Written instruction: Word for word, give the material below again, minus any images.

# START OF Data lines

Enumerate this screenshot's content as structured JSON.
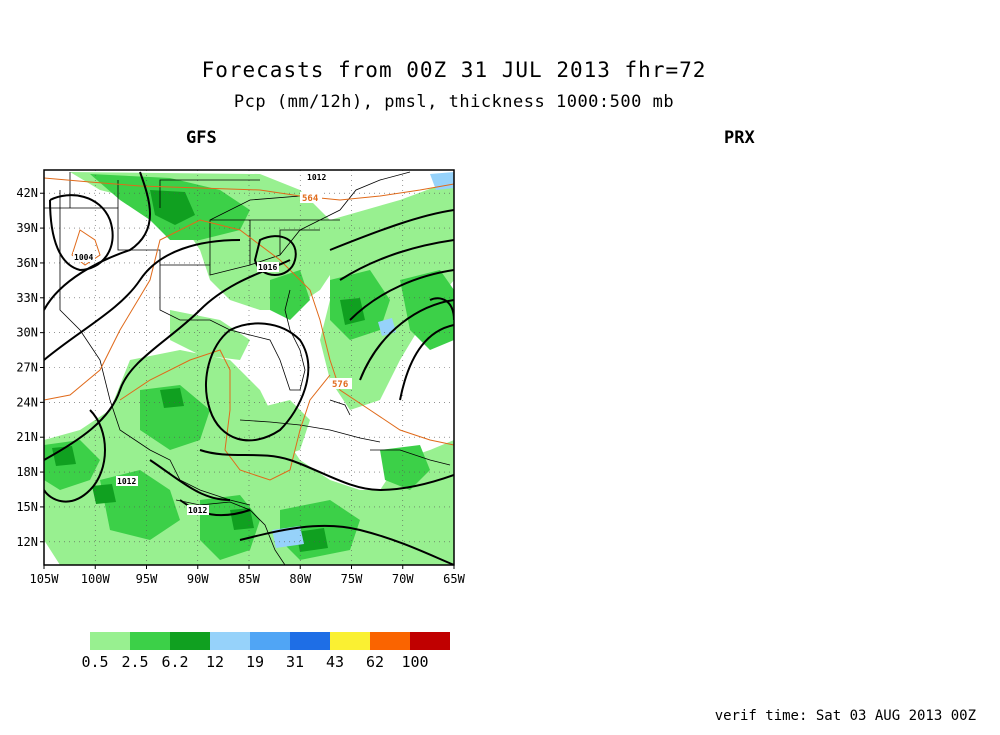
{
  "title": "Forecasts from 00Z 31 JUL 2013  fhr=72",
  "subtitle": "Pcp (mm/12h), pmsl, thickness 1000:500 mb",
  "model": "GFS",
  "region": "PRX",
  "verif_time": "verif time: Sat 03 AUG 2013 00Z",
  "map": {
    "lat_labels": [
      "42N",
      "39N",
      "36N",
      "33N",
      "30N",
      "27N",
      "24N",
      "21N",
      "18N",
      "15N",
      "12N"
    ],
    "lon_labels": [
      "105W",
      "100W",
      "95W",
      "90W",
      "85W",
      "80W",
      "75W",
      "70W",
      "65W"
    ],
    "lat_values": [
      42,
      39,
      36,
      33,
      30,
      27,
      24,
      21,
      18,
      15,
      12
    ],
    "lon_values": [
      -105,
      -100,
      -95,
      -90,
      -85,
      -80,
      -75,
      -70,
      -65
    ],
    "lat_range": [
      10,
      44
    ],
    "lon_range": [
      -105,
      -65
    ],
    "isobar_labels": [
      "1012",
      "1004",
      "1016",
      "1012",
      "1012"
    ],
    "thickness_labels": [
      "564",
      "576"
    ],
    "colors": {
      "isobar": "#000000",
      "thickness": "#e06a1a",
      "coast": "#000000",
      "grid": "#555555"
    }
  },
  "legend": {
    "values": [
      "0.5",
      "2.5",
      "6.2",
      "12",
      "19",
      "31",
      "43",
      "62",
      "100"
    ],
    "colors": [
      "#98f090",
      "#3cd048",
      "#10a020",
      "#96d2fa",
      "#50a5f5",
      "#1e6ee6",
      "#faf032",
      "#fa6400",
      "#c00000"
    ]
  }
}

# END OF Data lines

Exercise response:
Enumerate this screenshot's content as structured JSON.
{
  "title": "Forecasts from 00Z 31 JUL 2013  fhr=72",
  "subtitle": "Pcp (mm/12h), pmsl, thickness 1000:500 mb",
  "model": "GFS",
  "region": "PRX",
  "verif_time": "verif time: Sat 03 AUG 2013 00Z",
  "map": {
    "lat_labels": [
      "42N",
      "39N",
      "36N",
      "33N",
      "30N",
      "27N",
      "24N",
      "21N",
      "18N",
      "15N",
      "12N"
    ],
    "lon_labels": [
      "105W",
      "100W",
      "95W",
      "90W",
      "85W",
      "80W",
      "75W",
      "70W",
      "65W"
    ],
    "lat_values": [
      42,
      39,
      36,
      33,
      30,
      27,
      24,
      21,
      18,
      15,
      12
    ],
    "lon_values": [
      -105,
      -100,
      -95,
      -90,
      -85,
      -80,
      -75,
      -70,
      -65
    ],
    "lat_range": [
      10,
      44
    ],
    "lon_range": [
      -105,
      -65
    ],
    "isobar_labels": [
      "1012",
      "1004",
      "1016",
      "1012",
      "1012"
    ],
    "thickness_labels": [
      "564",
      "576"
    ],
    "colors": {
      "isobar": "#000000",
      "thickness": "#e06a1a",
      "coast": "#000000",
      "grid": "#555555"
    }
  },
  "legend": {
    "values": [
      "0.5",
      "2.5",
      "6.2",
      "12",
      "19",
      "31",
      "43",
      "62",
      "100"
    ],
    "colors": [
      "#98f090",
      "#3cd048",
      "#10a020",
      "#96d2fa",
      "#50a5f5",
      "#1e6ee6",
      "#faf032",
      "#fa6400",
      "#c00000"
    ]
  }
}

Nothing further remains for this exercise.